▸ **Exercise goal**: Omitting all pictures, copy word for word the lines from the line containing "Extract all readable text from this page." through the final line of the entries.
======
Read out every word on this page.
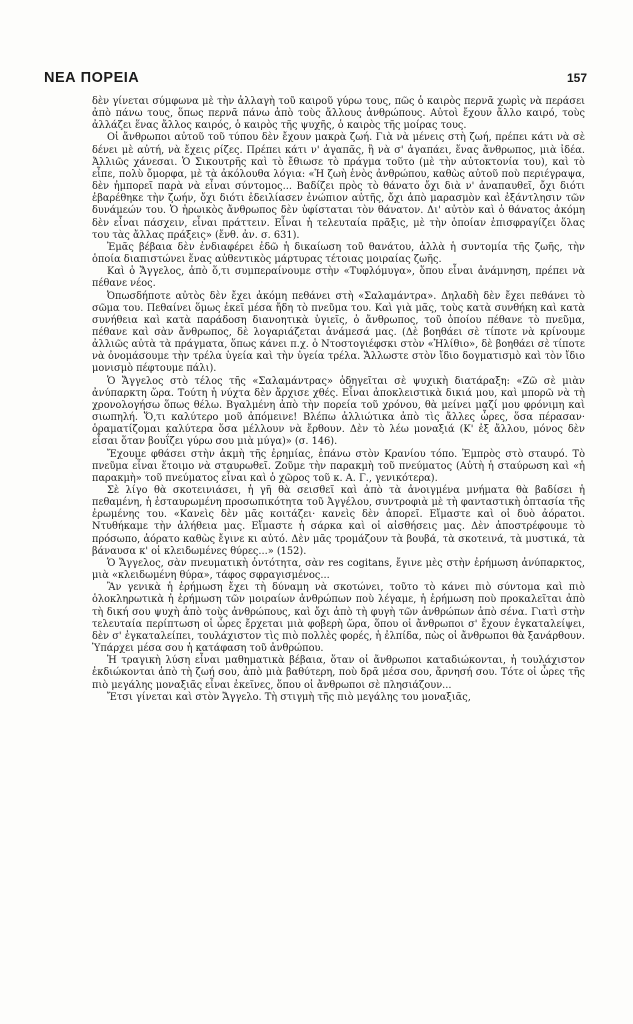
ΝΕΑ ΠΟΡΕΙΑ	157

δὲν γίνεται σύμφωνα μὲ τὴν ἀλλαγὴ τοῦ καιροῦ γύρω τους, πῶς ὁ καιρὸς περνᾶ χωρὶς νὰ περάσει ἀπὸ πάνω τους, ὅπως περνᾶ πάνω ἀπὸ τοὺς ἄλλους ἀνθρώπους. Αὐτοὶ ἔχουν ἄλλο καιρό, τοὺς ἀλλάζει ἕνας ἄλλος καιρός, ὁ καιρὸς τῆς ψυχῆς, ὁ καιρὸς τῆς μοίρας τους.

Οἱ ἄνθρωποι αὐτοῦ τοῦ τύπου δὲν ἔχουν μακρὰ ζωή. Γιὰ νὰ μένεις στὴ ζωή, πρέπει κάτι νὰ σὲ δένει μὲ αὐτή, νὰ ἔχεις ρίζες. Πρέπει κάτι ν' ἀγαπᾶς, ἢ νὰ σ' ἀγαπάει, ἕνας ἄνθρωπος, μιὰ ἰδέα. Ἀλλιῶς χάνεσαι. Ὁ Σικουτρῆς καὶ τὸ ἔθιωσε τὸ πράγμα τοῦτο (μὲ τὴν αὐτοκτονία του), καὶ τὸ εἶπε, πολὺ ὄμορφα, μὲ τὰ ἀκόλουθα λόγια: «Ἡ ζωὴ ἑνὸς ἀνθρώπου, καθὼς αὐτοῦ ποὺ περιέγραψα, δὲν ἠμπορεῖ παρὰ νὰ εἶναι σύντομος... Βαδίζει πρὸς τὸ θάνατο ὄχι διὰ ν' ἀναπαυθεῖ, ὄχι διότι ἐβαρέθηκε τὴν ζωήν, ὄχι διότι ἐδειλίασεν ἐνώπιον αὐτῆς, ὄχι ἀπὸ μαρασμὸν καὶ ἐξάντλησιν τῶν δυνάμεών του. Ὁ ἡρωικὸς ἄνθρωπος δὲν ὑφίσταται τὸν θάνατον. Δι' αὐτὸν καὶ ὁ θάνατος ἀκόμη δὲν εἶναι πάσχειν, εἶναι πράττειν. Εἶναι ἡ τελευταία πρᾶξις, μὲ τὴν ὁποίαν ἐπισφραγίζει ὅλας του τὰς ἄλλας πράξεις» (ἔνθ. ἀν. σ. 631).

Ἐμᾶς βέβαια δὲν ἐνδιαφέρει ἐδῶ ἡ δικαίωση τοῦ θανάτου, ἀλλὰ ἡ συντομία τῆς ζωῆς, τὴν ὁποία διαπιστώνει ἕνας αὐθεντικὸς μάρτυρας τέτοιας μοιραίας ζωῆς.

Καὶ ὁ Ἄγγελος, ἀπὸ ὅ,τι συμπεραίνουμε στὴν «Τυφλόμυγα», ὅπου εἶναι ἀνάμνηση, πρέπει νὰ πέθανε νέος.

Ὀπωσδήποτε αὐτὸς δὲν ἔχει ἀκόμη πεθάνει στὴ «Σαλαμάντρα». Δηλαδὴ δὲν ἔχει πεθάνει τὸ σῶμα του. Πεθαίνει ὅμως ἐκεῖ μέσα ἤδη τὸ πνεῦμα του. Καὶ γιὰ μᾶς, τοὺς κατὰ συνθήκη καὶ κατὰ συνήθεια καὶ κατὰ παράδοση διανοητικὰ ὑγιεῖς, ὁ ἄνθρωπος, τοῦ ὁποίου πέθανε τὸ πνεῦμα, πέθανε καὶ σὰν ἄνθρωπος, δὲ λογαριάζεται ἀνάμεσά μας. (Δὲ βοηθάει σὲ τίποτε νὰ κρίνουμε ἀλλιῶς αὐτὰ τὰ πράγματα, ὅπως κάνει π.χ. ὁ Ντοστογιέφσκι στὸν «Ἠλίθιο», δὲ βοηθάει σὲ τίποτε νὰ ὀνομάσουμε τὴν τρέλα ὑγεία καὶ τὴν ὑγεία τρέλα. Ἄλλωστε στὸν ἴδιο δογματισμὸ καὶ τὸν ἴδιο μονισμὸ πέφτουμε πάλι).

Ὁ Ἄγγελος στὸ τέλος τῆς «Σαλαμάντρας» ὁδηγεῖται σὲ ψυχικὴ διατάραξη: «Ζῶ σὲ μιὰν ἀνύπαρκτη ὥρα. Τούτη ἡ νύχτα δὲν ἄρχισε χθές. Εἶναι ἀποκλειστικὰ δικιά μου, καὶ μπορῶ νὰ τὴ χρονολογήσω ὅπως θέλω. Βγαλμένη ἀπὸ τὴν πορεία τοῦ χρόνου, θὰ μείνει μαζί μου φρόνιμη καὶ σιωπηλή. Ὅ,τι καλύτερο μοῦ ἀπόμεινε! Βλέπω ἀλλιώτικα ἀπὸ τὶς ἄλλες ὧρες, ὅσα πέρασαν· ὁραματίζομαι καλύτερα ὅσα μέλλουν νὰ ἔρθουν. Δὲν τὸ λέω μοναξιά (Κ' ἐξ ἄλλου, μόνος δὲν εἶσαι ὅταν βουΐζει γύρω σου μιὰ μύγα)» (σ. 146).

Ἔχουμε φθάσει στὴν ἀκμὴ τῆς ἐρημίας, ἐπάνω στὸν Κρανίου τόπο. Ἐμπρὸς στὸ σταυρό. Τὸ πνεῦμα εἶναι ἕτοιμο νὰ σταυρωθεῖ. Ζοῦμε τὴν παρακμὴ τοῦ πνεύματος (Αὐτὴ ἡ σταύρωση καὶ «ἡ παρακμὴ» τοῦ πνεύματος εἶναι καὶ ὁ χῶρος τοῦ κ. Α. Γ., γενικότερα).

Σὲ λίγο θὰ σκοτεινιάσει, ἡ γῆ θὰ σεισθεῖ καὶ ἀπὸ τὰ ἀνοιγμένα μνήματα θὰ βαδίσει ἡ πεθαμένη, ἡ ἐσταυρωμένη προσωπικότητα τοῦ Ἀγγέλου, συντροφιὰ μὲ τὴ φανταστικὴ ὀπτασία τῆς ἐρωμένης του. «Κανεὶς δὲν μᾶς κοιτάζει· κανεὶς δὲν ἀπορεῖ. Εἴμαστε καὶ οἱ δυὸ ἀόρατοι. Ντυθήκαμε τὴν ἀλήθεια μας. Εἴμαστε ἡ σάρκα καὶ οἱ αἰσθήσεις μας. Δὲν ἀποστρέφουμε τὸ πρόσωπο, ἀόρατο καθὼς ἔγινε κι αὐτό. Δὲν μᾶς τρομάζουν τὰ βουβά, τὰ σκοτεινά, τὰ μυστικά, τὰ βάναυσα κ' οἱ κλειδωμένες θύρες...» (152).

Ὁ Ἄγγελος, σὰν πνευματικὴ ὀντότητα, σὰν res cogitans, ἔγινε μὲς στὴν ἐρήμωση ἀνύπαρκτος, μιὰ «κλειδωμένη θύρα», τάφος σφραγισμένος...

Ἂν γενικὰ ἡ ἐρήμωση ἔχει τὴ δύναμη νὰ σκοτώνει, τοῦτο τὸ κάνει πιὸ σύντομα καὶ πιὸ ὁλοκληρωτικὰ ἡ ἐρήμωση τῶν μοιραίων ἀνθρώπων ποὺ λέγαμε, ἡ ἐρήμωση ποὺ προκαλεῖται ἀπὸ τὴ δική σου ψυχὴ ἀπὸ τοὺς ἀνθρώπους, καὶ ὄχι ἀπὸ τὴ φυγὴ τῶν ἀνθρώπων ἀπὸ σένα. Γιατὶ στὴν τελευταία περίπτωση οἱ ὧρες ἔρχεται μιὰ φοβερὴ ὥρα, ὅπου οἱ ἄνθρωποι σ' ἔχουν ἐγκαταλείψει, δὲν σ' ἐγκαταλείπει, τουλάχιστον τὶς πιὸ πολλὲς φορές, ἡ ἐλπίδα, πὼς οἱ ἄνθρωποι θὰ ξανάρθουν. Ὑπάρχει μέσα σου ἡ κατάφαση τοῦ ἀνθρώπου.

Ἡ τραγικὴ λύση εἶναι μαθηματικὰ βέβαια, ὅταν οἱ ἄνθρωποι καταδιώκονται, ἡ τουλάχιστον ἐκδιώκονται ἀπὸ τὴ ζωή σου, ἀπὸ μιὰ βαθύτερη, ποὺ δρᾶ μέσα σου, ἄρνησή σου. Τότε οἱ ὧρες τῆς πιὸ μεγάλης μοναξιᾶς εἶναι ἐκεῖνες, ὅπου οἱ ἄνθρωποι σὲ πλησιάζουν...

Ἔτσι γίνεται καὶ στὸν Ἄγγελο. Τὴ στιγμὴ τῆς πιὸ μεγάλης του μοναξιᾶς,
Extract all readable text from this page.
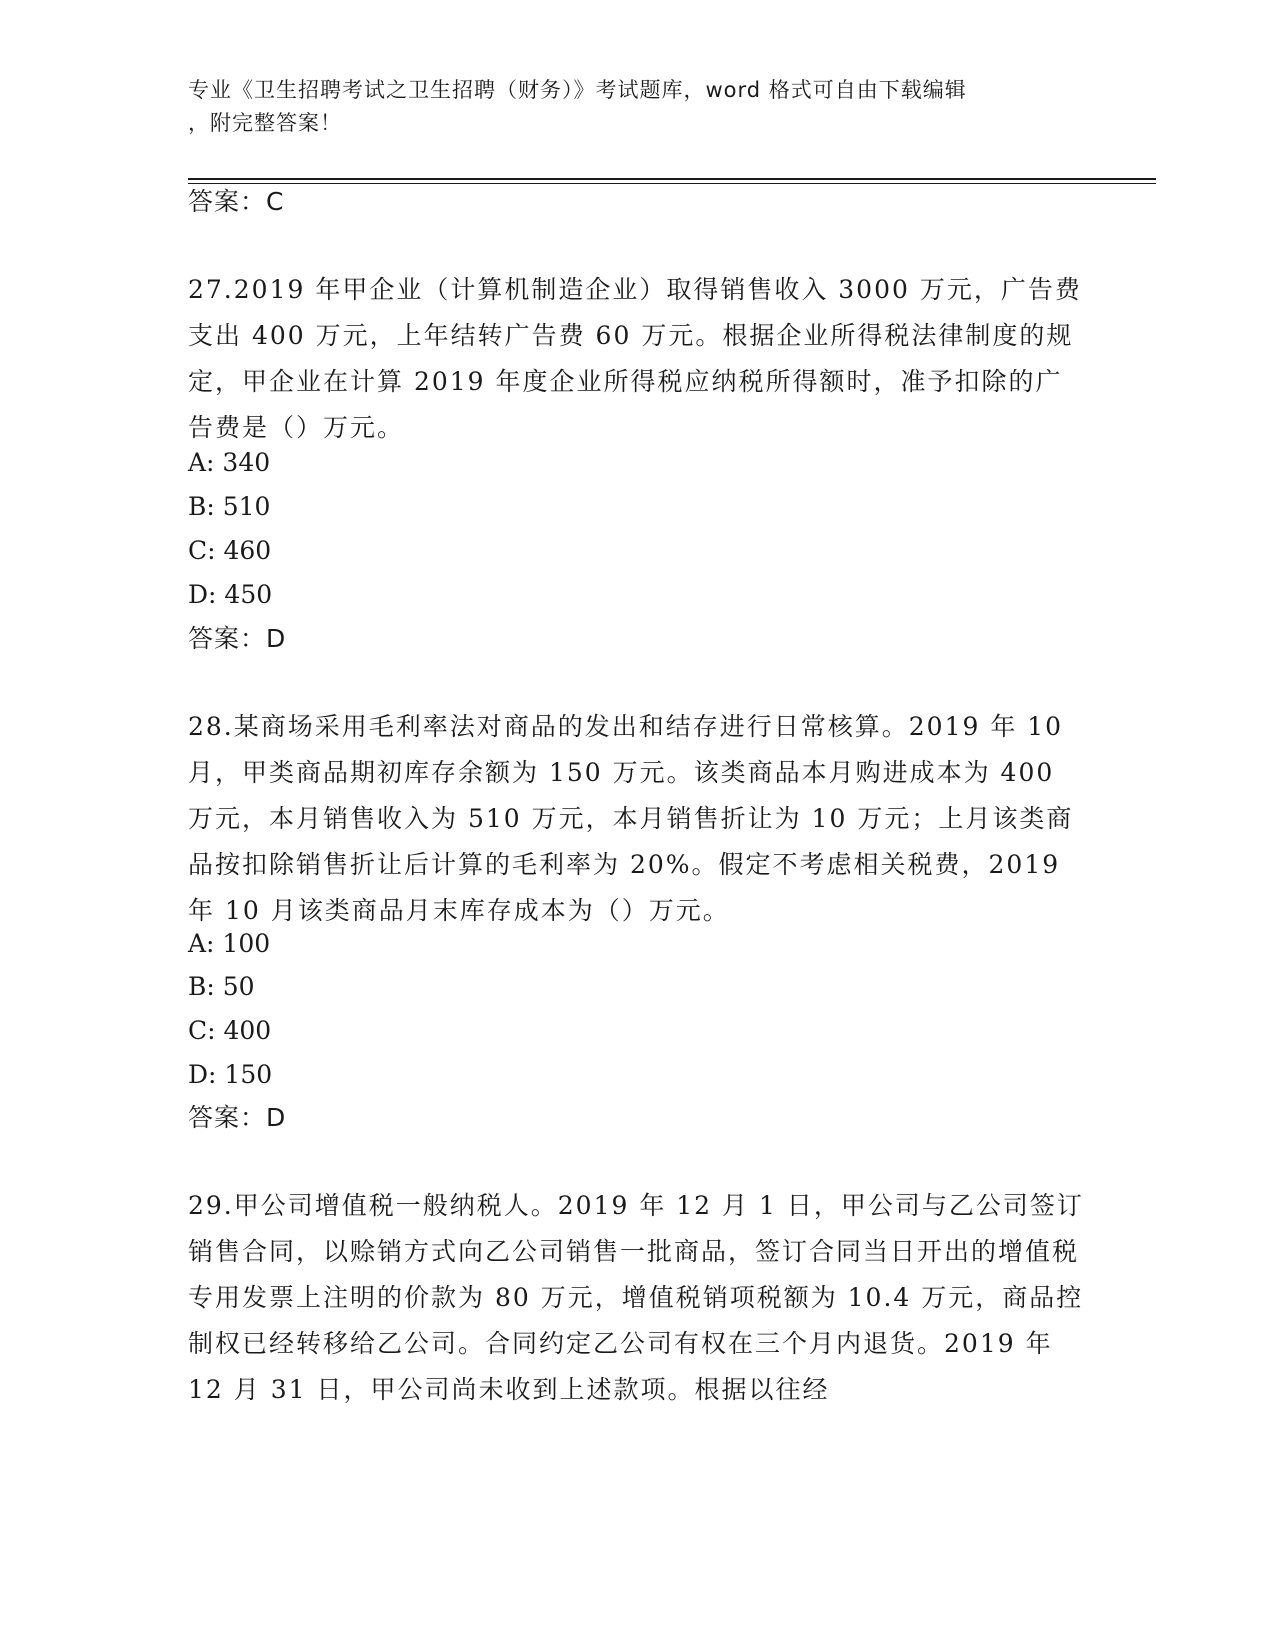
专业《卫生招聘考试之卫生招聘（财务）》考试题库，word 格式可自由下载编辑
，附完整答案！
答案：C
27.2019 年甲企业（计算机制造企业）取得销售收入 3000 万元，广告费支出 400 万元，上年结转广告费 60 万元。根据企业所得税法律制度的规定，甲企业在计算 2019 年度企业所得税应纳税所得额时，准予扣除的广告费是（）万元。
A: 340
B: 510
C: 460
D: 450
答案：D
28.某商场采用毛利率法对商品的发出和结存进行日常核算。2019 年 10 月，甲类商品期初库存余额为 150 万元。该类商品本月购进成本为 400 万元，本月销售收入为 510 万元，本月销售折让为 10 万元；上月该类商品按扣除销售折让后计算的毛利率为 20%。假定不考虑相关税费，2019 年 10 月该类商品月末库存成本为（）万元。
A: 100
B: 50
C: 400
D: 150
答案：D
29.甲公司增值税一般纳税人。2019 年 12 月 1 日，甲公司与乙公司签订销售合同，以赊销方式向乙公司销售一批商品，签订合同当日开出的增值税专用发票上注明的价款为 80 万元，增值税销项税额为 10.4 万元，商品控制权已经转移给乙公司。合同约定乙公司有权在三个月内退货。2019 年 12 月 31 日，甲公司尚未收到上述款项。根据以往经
======
▸ **Solution for this problem**:
Extract all readable text from this page.
专业《卫生招聘考试之卫生招聘（财务）》考试题库，word 格式可自由下载编辑
，附完整答案！
答案：C
27.2019 年甲企业（计算机制造企业）取得销售收入 3000 万元，广告费支出 400 万元，上年结转广告费 60 万元。根据企业所得税法律制度的规定，甲企业在计算 2019 年度企业所得税应纳税所得额时，准予扣除的广告费是（）万元。
A: 340
B: 510
C: 460
D: 450
答案：D
28.某商场采用毛利率法对商品的发出和结存进行日常核算。2019 年 10 月，甲类商品期初库存余额为 150 万元。该类商品本月购进成本为 400 万元，本月销售收入为 510 万元，本月销售折让为 10 万元；上月该类商品按扣除销售折让后计算的毛利率为 20%。假定不考虑相关税费，2019 年 10 月该类商品月末库存成本为（）万元。
A: 100
B: 50
C: 400
D: 150
答案：D
29.甲公司增值税一般纳税人。2019 年 12 月 1 日，甲公司与乙公司签订销售合同，以赊销方式向乙公司销售一批商品，签订合同当日开出的增值税专用发票上注明的价款为 80 万元，增值税销项税额为 10.4 万元，商品控制权已经转移给乙公司。合同约定乙公司有权在三个月内退货。2019 年 12 月 31 日，甲公司尚未收到上述款项。根据以往经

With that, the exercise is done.